[Saved entries]
○ ○ ○ ○
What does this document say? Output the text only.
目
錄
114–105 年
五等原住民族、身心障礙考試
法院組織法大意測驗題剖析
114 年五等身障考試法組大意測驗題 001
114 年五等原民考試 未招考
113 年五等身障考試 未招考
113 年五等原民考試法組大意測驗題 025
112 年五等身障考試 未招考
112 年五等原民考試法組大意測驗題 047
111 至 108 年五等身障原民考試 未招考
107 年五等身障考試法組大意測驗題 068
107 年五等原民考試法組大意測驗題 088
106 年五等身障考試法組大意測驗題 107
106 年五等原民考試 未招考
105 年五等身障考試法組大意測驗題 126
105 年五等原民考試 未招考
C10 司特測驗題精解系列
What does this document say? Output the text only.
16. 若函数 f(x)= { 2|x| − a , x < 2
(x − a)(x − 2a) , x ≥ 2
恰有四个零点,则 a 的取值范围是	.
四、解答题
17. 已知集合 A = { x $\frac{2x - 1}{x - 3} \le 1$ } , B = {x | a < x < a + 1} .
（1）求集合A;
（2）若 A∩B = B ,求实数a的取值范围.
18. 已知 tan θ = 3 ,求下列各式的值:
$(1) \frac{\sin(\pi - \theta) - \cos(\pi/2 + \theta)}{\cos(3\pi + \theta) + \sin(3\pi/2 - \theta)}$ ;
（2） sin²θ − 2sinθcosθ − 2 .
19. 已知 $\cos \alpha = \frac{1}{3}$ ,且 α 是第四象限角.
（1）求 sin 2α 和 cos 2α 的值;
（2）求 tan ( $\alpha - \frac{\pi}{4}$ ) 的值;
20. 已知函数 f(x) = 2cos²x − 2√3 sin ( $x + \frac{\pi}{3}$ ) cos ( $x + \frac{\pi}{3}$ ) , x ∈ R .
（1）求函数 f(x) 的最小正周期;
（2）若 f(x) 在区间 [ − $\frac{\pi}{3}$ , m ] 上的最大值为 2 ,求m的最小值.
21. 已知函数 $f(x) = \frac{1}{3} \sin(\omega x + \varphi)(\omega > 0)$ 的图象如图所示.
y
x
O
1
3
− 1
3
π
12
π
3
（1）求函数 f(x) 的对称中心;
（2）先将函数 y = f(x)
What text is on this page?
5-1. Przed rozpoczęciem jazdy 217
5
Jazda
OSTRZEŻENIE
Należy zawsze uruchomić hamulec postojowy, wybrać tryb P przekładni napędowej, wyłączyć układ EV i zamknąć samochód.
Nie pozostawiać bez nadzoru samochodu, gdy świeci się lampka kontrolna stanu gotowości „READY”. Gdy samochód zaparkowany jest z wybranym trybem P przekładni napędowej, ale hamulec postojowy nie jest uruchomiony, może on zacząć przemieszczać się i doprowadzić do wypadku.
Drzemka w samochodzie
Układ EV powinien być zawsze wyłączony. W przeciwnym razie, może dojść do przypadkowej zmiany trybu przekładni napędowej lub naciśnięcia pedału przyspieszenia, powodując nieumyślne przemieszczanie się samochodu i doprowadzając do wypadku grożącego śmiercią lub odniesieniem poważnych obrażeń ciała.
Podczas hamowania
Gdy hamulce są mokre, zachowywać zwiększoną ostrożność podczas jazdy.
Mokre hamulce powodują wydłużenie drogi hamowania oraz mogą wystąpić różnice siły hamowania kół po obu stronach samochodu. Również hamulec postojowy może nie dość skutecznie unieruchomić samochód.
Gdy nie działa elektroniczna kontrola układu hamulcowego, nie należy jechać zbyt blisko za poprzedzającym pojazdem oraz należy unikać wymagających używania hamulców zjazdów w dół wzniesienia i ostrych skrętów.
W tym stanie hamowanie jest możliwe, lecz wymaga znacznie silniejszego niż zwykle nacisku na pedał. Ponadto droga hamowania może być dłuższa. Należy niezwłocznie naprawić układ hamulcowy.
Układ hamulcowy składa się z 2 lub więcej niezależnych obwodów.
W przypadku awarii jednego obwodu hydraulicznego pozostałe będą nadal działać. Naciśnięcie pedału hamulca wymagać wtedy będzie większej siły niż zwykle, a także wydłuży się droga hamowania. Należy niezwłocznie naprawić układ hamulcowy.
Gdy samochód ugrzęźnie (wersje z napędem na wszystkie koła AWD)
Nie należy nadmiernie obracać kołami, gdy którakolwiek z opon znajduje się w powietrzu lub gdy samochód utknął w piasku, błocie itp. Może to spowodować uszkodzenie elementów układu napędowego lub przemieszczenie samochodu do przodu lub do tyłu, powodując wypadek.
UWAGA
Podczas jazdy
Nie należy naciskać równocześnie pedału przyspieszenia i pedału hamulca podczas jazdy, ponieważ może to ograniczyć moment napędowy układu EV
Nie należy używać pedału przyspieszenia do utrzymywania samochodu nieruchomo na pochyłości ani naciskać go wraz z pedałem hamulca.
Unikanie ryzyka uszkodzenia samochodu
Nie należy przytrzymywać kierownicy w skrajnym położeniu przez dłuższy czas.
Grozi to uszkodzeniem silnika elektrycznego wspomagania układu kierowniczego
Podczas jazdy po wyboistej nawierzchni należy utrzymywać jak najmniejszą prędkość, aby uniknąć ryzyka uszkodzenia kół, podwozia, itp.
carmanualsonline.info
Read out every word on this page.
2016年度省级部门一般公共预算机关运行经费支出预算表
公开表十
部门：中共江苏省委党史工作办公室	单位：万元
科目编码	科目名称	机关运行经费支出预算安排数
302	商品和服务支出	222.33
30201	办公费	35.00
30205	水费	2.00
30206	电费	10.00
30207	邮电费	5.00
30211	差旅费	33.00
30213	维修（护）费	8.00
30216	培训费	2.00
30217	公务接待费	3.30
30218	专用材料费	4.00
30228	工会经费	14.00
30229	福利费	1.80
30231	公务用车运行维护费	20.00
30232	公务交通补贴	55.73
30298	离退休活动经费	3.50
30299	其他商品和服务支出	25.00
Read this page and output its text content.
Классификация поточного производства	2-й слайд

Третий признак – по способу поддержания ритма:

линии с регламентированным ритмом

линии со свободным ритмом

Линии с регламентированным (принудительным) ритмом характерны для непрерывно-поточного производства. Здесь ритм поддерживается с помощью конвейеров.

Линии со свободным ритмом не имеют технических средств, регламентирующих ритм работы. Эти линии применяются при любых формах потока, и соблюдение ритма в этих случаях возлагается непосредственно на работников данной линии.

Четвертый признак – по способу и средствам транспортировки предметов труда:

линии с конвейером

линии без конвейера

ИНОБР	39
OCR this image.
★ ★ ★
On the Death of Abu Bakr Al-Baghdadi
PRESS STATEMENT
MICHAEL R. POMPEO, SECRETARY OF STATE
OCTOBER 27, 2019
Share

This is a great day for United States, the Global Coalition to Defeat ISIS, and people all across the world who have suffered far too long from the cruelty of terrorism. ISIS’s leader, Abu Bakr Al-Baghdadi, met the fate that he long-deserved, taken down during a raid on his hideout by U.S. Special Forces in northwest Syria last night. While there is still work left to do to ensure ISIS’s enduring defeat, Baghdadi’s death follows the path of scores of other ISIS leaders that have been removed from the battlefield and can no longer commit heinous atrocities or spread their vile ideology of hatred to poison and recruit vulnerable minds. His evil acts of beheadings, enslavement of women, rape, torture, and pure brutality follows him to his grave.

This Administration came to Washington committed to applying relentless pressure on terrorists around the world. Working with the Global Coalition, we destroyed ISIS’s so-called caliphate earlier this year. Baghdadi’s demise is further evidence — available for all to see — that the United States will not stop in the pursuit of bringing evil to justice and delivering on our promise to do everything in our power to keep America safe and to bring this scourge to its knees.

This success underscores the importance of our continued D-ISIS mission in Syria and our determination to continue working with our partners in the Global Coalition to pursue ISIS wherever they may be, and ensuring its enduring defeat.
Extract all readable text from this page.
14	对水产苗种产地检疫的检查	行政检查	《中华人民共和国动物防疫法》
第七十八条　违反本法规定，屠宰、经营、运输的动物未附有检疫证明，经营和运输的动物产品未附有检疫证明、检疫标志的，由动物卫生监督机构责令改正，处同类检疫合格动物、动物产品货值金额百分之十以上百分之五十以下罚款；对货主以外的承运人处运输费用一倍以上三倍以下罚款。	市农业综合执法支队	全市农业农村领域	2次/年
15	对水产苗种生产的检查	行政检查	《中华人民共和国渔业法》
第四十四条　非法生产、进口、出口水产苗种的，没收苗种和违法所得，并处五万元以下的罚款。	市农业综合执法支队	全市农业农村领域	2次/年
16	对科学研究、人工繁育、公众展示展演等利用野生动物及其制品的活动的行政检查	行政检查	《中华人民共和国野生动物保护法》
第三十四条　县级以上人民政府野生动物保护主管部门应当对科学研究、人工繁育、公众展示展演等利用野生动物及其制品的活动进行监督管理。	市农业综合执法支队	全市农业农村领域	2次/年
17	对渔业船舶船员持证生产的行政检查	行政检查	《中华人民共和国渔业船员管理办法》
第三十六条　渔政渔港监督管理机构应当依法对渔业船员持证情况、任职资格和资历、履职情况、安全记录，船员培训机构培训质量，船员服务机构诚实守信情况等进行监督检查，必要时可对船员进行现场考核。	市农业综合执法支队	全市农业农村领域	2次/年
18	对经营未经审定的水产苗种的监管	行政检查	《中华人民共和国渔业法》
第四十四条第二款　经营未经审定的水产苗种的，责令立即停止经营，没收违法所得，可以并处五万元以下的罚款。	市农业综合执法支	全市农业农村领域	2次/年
○ ○ ○ ○
YOUR OBJECTIVE
Pull out each line of the listing that holds the string "zawsze".

OUTPUT FOR THIS TASK
Należy zawsze uruchomić hamulec postojowy, wybrać tryb P przekładni napędowej, wyłączyć układ EV i zamknąć samochód.
Układ EV powinien być zawsze wyłączony. W przeciwnym razie, może dojść do przypadkowej zmiany trybu przekładni napędowej lub naciśnięcia pedału przyspieszenia, powodując nieumyślne przemieszczanie się samochodu i doprowadzając do wypadku grożącego śmiercią lub odniesieniem poważnych obrażeń ciała.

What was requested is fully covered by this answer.